**Entries shown:**
__________
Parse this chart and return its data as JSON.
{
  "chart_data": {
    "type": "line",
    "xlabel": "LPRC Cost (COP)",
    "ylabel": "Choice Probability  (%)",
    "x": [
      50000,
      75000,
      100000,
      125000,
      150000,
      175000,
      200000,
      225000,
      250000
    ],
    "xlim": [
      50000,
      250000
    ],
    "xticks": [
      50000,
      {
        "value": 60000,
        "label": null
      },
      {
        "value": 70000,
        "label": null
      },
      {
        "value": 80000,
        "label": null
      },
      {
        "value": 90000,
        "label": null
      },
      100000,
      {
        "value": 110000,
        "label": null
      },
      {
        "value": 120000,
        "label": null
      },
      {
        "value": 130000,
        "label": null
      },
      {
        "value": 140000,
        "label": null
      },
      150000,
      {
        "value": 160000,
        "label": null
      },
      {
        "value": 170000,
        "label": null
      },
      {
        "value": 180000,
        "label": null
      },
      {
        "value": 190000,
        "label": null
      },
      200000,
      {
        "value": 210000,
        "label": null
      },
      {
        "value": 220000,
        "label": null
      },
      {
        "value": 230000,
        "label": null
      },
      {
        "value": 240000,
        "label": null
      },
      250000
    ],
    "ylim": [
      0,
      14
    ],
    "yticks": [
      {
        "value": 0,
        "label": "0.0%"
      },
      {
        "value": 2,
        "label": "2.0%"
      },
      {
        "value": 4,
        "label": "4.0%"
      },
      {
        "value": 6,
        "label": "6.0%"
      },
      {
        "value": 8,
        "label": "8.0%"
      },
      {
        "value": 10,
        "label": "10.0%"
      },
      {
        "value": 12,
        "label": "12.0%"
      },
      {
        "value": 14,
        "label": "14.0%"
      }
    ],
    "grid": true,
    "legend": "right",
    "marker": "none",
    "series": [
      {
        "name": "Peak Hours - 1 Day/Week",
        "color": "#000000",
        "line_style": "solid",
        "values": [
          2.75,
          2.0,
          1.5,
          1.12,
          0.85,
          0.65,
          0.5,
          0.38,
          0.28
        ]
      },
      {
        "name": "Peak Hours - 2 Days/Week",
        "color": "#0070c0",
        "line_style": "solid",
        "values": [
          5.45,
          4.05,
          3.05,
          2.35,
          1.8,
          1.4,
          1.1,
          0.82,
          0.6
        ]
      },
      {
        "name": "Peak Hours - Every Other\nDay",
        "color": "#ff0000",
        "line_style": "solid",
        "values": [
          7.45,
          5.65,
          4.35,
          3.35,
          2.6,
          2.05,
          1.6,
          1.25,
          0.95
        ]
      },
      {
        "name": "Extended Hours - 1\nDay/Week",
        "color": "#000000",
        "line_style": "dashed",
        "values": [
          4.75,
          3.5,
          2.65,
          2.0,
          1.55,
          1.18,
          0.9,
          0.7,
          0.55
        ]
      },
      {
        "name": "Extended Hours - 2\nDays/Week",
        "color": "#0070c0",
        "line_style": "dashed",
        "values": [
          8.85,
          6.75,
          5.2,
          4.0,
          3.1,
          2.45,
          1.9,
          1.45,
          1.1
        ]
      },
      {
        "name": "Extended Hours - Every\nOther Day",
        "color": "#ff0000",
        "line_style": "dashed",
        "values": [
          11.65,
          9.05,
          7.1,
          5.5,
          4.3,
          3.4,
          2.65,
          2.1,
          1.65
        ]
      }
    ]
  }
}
__________
**To do:** Exactly reproduce all of the entries above.

**Solution for this task:**
Parse this chart and return its data as JSON.
{
  "chart_data": {
    "type": "line",
    "xlabel": "LPRC Cost (COP)",
    "ylabel": "Choice Probability  (%)",
    "x": [
      50000,
      75000,
      100000,
      125000,
      150000,
      175000,
      200000,
      225000,
      250000
    ],
    "xlim": [
      50000,
      250000
    ],
    "xticks": [
      50000,
      {
        "value": 60000,
        "label": null
      },
      {
        "value": 70000,
        "label": null
      },
      {
        "value": 80000,
        "label": null
      },
      {
        "value": 90000,
        "label": null
      },
      100000,
      {
        "value": 110000,
        "label": null
      },
      {
        "value": 120000,
        "label": null
      },
      {
        "value": 130000,
        "label": null
      },
      {
        "value": 140000,
        "label": null
      },
      150000,
      {
        "value": 160000,
        "label": null
      },
      {
        "value": 170000,
        "label": null
      },
      {
        "value": 180000,
        "label": null
      },
      {
        "value": 190000,
        "label": null
      },
      200000,
      {
        "value": 210000,
        "label": null
      },
      {
        "value": 220000,
        "label": null
      },
      {
        "value": 230000,
        "label": null
      },
      {
        "value": 240000,
        "label": null
      },
      250000
    ],
    "ylim": [
      0,
      14
    ],
    "yticks": [
      {
        "value": 0,
        "label": "0.0%"
      },
      {
        "value": 2,
        "label": "2.0%"
      },
      {
        "value": 4,
        "label": "4.0%"
      },
      {
        "value": 6,
        "label": "6.0%"
      },
      {
        "value": 8,
        "label": "8.0%"
      },
      {
        "value": 10,
        "label": "10.0%"
      },
      {
        "value": 12,
        "label": "12.0%"
      },
      {
        "value": 14,
        "label": "14.0%"
      }
    ],
    "grid": true,
    "legend": "right",
    "marker": "none",
    "series": [
      {
        "name": "Peak Hours - 1 Day/Week",
        "color": "#000000",
        "line_style": "solid",
        "values": [
          2.75,
          2.0,
          1.5,
          1.12,
          0.85,
          0.65,
          0.5,
          0.38,
          0.28
        ]
      },
      {
        "name": "Peak Hours - 2 Days/Week",
        "color": "#0070c0",
        "line_style": "solid",
        "values": [
          5.45,
          4.05,
          3.05,
          2.35,
          1.8,
          1.4,
          1.1,
          0.82,
          0.6
        ]
      },
      {
        "name": "Peak Hours - Every Other\nDay",
        "color": "#ff0000",
        "line_style": "solid",
        "values": [
          7.45,
          5.65,
          4.35,
          3.35,
          2.6,
          2.05,
          1.6,
          1.25,
          0.95
        ]
      },
      {
        "name": "Extended Hours - 1\nDay/Week",
        "color": "#000000",
        "line_style": "dashed",
        "values": [
          4.75,
          3.5,
          2.65,
          2.0,
          1.55,
          1.18,
          0.9,
          0.7,
          0.55
        ]
      },
      {
        "name": "Extended Hours - 2\nDays/Week",
        "color": "#0070c0",
        "line_style": "dashed",
        "values": [
          8.85,
          6.75,
          5.2,
          4.0,
          3.1,
          2.45,
          1.9,
          1.45,
          1.1
        ]
      },
      {
        "name": "Extended Hours - Every\nOther Day",
        "color": "#ff0000",
        "line_style": "dashed",
        "values": [
          11.65,
          9.05,
          7.1,
          5.5,
          4.3,
          3.4,
          2.65,
          2.1,
          1.65
        ]
      }
    ]
  }
}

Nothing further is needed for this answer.